• Problem statement:
Check every line of the entries for "cases", and copy the lines that hold it.

• Dataset records:
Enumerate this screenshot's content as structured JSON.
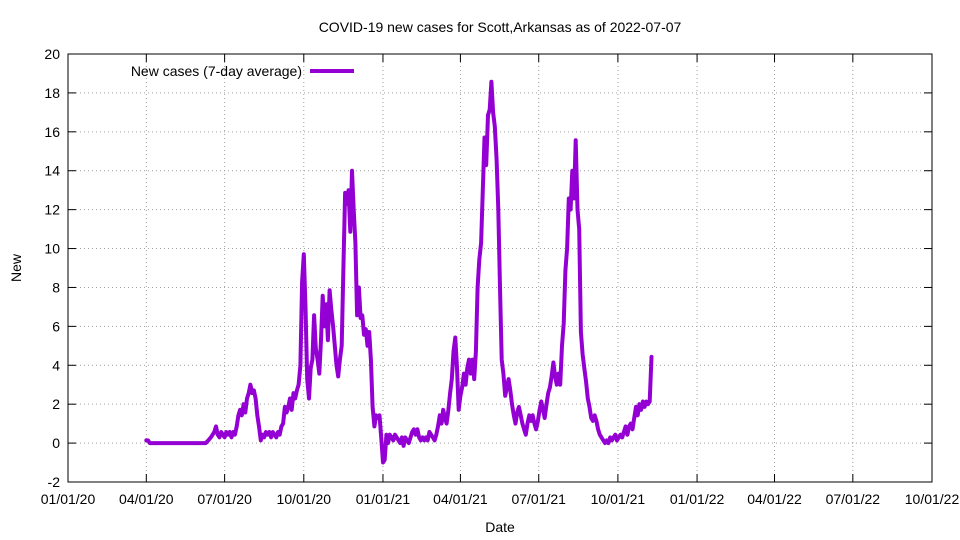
{
  "chart_data": {
    "type": "line",
    "title": "COVID-19 new cases for Scott,Arkansas as of 2022-07-07",
    "xlabel": "Date",
    "ylabel": "New",
    "xlim": [
      0,
      1004
    ],
    "ylim": [
      -2,
      20
    ],
    "x_unit": "days since 01/01/20",
    "x_ticks": [
      {
        "value": 0,
        "label": "01/01/20"
      },
      {
        "value": 91,
        "label": "04/01/20"
      },
      {
        "value": 182,
        "label": "07/01/20"
      },
      {
        "value": 274,
        "label": "10/01/20"
      },
      {
        "value": 366,
        "label": "01/01/21"
      },
      {
        "value": 456,
        "label": "04/01/21"
      },
      {
        "value": 547,
        "label": "07/01/21"
      },
      {
        "value": 639,
        "label": "10/01/21"
      },
      {
        "value": 731,
        "label": "01/01/22"
      },
      {
        "value": 821,
        "label": "04/01/22"
      },
      {
        "value": 912,
        "label": "07/01/22"
      },
      {
        "value": 1004,
        "label": "10/01/22"
      }
    ],
    "y_ticks": [
      -2,
      0,
      2,
      4,
      6,
      8,
      10,
      12,
      14,
      16,
      18,
      20
    ],
    "grid": true,
    "legend_position": "top-left",
    "series": [
      {
        "name": "New cases (7-day average)",
        "color": "#9400d3",
        "points": [
          [
            91,
            0.14
          ],
          [
            93,
            0.14
          ],
          [
            95,
            0.0
          ],
          [
            120,
            0.0
          ],
          [
            140,
            0.0
          ],
          [
            160,
            0.0
          ],
          [
            163,
            0.14
          ],
          [
            166,
            0.3
          ],
          [
            168,
            0.43
          ],
          [
            170,
            0.57
          ],
          [
            172,
            0.86
          ],
          [
            174,
            0.43
          ],
          [
            176,
            0.3
          ],
          [
            178,
            0.57
          ],
          [
            180,
            0.43
          ],
          [
            182,
            0.3
          ],
          [
            184,
            0.57
          ],
          [
            186,
            0.43
          ],
          [
            188,
            0.57
          ],
          [
            190,
            0.3
          ],
          [
            192,
            0.57
          ],
          [
            194,
            0.43
          ],
          [
            196,
            0.86
          ],
          [
            198,
            1.43
          ],
          [
            200,
            1.71
          ],
          [
            202,
            1.43
          ],
          [
            204,
            2.0
          ],
          [
            206,
            1.57
          ],
          [
            208,
            2.29
          ],
          [
            210,
            2.57
          ],
          [
            212,
            3.0
          ],
          [
            214,
            2.57
          ],
          [
            216,
            2.71
          ],
          [
            218,
            2.29
          ],
          [
            220,
            1.43
          ],
          [
            222,
            0.86
          ],
          [
            224,
            0.14
          ],
          [
            226,
            0.43
          ],
          [
            228,
            0.3
          ],
          [
            230,
            0.57
          ],
          [
            232,
            0.43
          ],
          [
            234,
            0.57
          ],
          [
            236,
            0.3
          ],
          [
            238,
            0.57
          ],
          [
            240,
            0.43
          ],
          [
            242,
            0.3
          ],
          [
            244,
            0.57
          ],
          [
            246,
            0.43
          ],
          [
            248,
            0.86
          ],
          [
            250,
            1.0
          ],
          [
            252,
            1.86
          ],
          [
            254,
            1.57
          ],
          [
            256,
            1.86
          ],
          [
            258,
            2.29
          ],
          [
            260,
            1.71
          ],
          [
            262,
            2.57
          ],
          [
            264,
            2.29
          ],
          [
            266,
            2.71
          ],
          [
            268,
            3.0
          ],
          [
            270,
            4.0
          ],
          [
            272,
            8.29
          ],
          [
            274,
            9.71
          ],
          [
            276,
            7.0
          ],
          [
            278,
            3.29
          ],
          [
            280,
            2.29
          ],
          [
            282,
            3.86
          ],
          [
            284,
            4.29
          ],
          [
            286,
            6.57
          ],
          [
            288,
            4.86
          ],
          [
            290,
            4.29
          ],
          [
            292,
            3.57
          ],
          [
            294,
            5.29
          ],
          [
            296,
            7.57
          ],
          [
            298,
            6.0
          ],
          [
            300,
            7.14
          ],
          [
            302,
            5.29
          ],
          [
            304,
            7.86
          ],
          [
            306,
            6.86
          ],
          [
            308,
            6.0
          ],
          [
            310,
            5.0
          ],
          [
            312,
            4.0
          ],
          [
            314,
            3.43
          ],
          [
            316,
            4.29
          ],
          [
            318,
            5.0
          ],
          [
            320,
            9.0
          ],
          [
            322,
            12.86
          ],
          [
            324,
            12.29
          ],
          [
            326,
            13.0
          ],
          [
            328,
            10.86
          ],
          [
            330,
            14.0
          ],
          [
            332,
            12.0
          ],
          [
            334,
            10.29
          ],
          [
            336,
            6.57
          ],
          [
            338,
            8.0
          ],
          [
            340,
            6.43
          ],
          [
            342,
            6.57
          ],
          [
            344,
            5.57
          ],
          [
            346,
            5.86
          ],
          [
            348,
            5.0
          ],
          [
            350,
            5.71
          ],
          [
            352,
            4.29
          ],
          [
            354,
            1.86
          ],
          [
            356,
            0.86
          ],
          [
            358,
            1.43
          ],
          [
            360,
            1.29
          ],
          [
            362,
            1.43
          ],
          [
            364,
            0.29
          ],
          [
            366,
            -1.0
          ],
          [
            368,
            -0.86
          ],
          [
            370,
            0.43
          ],
          [
            372,
            0.0
          ],
          [
            374,
            0.43
          ],
          [
            376,
            0.29
          ],
          [
            378,
            0.14
          ],
          [
            380,
            0.43
          ],
          [
            382,
            0.29
          ],
          [
            384,
            0.14
          ],
          [
            386,
            0.0
          ],
          [
            388,
            0.29
          ],
          [
            390,
            -0.14
          ],
          [
            392,
            0.29
          ],
          [
            394,
            0.14
          ],
          [
            396,
            0.0
          ],
          [
            398,
            0.29
          ],
          [
            400,
            0.57
          ],
          [
            402,
            0.71
          ],
          [
            404,
            0.43
          ],
          [
            406,
            0.71
          ],
          [
            408,
            0.29
          ],
          [
            410,
            0.14
          ],
          [
            412,
            0.29
          ],
          [
            414,
            0.14
          ],
          [
            416,
            0.29
          ],
          [
            418,
            0.14
          ],
          [
            420,
            0.57
          ],
          [
            422,
            0.43
          ],
          [
            424,
            0.29
          ],
          [
            426,
            0.14
          ],
          [
            428,
            0.43
          ],
          [
            430,
            0.86
          ],
          [
            432,
            1.43
          ],
          [
            434,
            1.0
          ],
          [
            436,
            1.71
          ],
          [
            438,
            1.29
          ],
          [
            440,
            1.0
          ],
          [
            442,
            1.71
          ],
          [
            444,
            2.57
          ],
          [
            446,
            3.29
          ],
          [
            448,
            4.71
          ],
          [
            450,
            5.43
          ],
          [
            452,
            3.86
          ],
          [
            454,
            1.71
          ],
          [
            456,
            2.43
          ],
          [
            458,
            2.86
          ],
          [
            460,
            3.57
          ],
          [
            462,
            3.0
          ],
          [
            464,
            3.86
          ],
          [
            466,
            4.29
          ],
          [
            468,
            3.57
          ],
          [
            470,
            4.29
          ],
          [
            472,
            3.29
          ],
          [
            474,
            4.71
          ],
          [
            476,
            8.0
          ],
          [
            478,
            9.43
          ],
          [
            480,
            10.29
          ],
          [
            482,
            13.0
          ],
          [
            484,
            15.71
          ],
          [
            486,
            14.29
          ],
          [
            488,
            16.86
          ],
          [
            490,
            17.14
          ],
          [
            492,
            18.57
          ],
          [
            494,
            17.0
          ],
          [
            496,
            16.29
          ],
          [
            498,
            14.57
          ],
          [
            500,
            12.0
          ],
          [
            502,
            8.0
          ],
          [
            504,
            4.29
          ],
          [
            506,
            3.57
          ],
          [
            508,
            2.43
          ],
          [
            510,
            2.86
          ],
          [
            512,
            3.29
          ],
          [
            514,
            2.71
          ],
          [
            516,
            2.0
          ],
          [
            518,
            1.43
          ],
          [
            520,
            1.0
          ],
          [
            522,
            1.57
          ],
          [
            524,
            1.86
          ],
          [
            526,
            1.43
          ],
          [
            528,
            1.0
          ],
          [
            530,
            0.71
          ],
          [
            532,
            0.43
          ],
          [
            534,
            1.0
          ],
          [
            536,
            1.43
          ],
          [
            538,
            1.14
          ],
          [
            540,
            1.43
          ],
          [
            542,
            1.0
          ],
          [
            544,
            0.71
          ],
          [
            546,
            1.14
          ],
          [
            548,
            1.71
          ],
          [
            550,
            2.14
          ],
          [
            552,
            1.71
          ],
          [
            554,
            1.29
          ],
          [
            556,
            2.0
          ],
          [
            558,
            2.57
          ],
          [
            560,
            2.86
          ],
          [
            562,
            3.43
          ],
          [
            564,
            4.14
          ],
          [
            566,
            3.43
          ],
          [
            568,
            3.0
          ],
          [
            570,
            3.57
          ],
          [
            572,
            3.0
          ],
          [
            574,
            5.0
          ],
          [
            576,
            6.14
          ],
          [
            578,
            8.86
          ],
          [
            580,
            10.0
          ],
          [
            582,
            12.57
          ],
          [
            584,
            12.0
          ],
          [
            586,
            14.0
          ],
          [
            588,
            12.57
          ],
          [
            590,
            15.57
          ],
          [
            592,
            12.0
          ],
          [
            594,
            11.0
          ],
          [
            596,
            5.71
          ],
          [
            598,
            4.57
          ],
          [
            600,
            3.86
          ],
          [
            602,
            3.14
          ],
          [
            604,
            2.29
          ],
          [
            606,
            1.86
          ],
          [
            608,
            1.29
          ],
          [
            610,
            1.14
          ],
          [
            612,
            1.43
          ],
          [
            614,
            1.14
          ],
          [
            616,
            0.71
          ],
          [
            618,
            0.43
          ],
          [
            620,
            0.29
          ],
          [
            622,
            0.14
          ],
          [
            624,
            0.0
          ],
          [
            626,
            0.14
          ],
          [
            628,
            0.0
          ],
          [
            630,
            0.29
          ],
          [
            632,
            0.14
          ],
          [
            634,
            0.29
          ],
          [
            636,
            0.43
          ],
          [
            638,
            0.14
          ],
          [
            640,
            0.29
          ],
          [
            642,
            0.43
          ],
          [
            644,
            0.29
          ],
          [
            646,
            0.57
          ],
          [
            648,
            0.86
          ],
          [
            650,
            0.43
          ],
          [
            652,
            0.86
          ],
          [
            654,
            1.0
          ],
          [
            656,
            0.71
          ],
          [
            658,
            1.29
          ],
          [
            660,
            1.86
          ],
          [
            662,
            1.43
          ],
          [
            664,
            2.0
          ],
          [
            666,
            1.71
          ],
          [
            668,
            2.14
          ],
          [
            670,
            1.86
          ],
          [
            672,
            2.14
          ],
          [
            674,
            2.0
          ],
          [
            676,
            2.14
          ],
          [
            678,
            4.43
          ]
        ]
      }
    ]
  }
}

• Correct answer:
    "title": "COVID-19 new cases for Scott,Arkansas as of 2022-07-07",
        "name": "New cases (7-day average)",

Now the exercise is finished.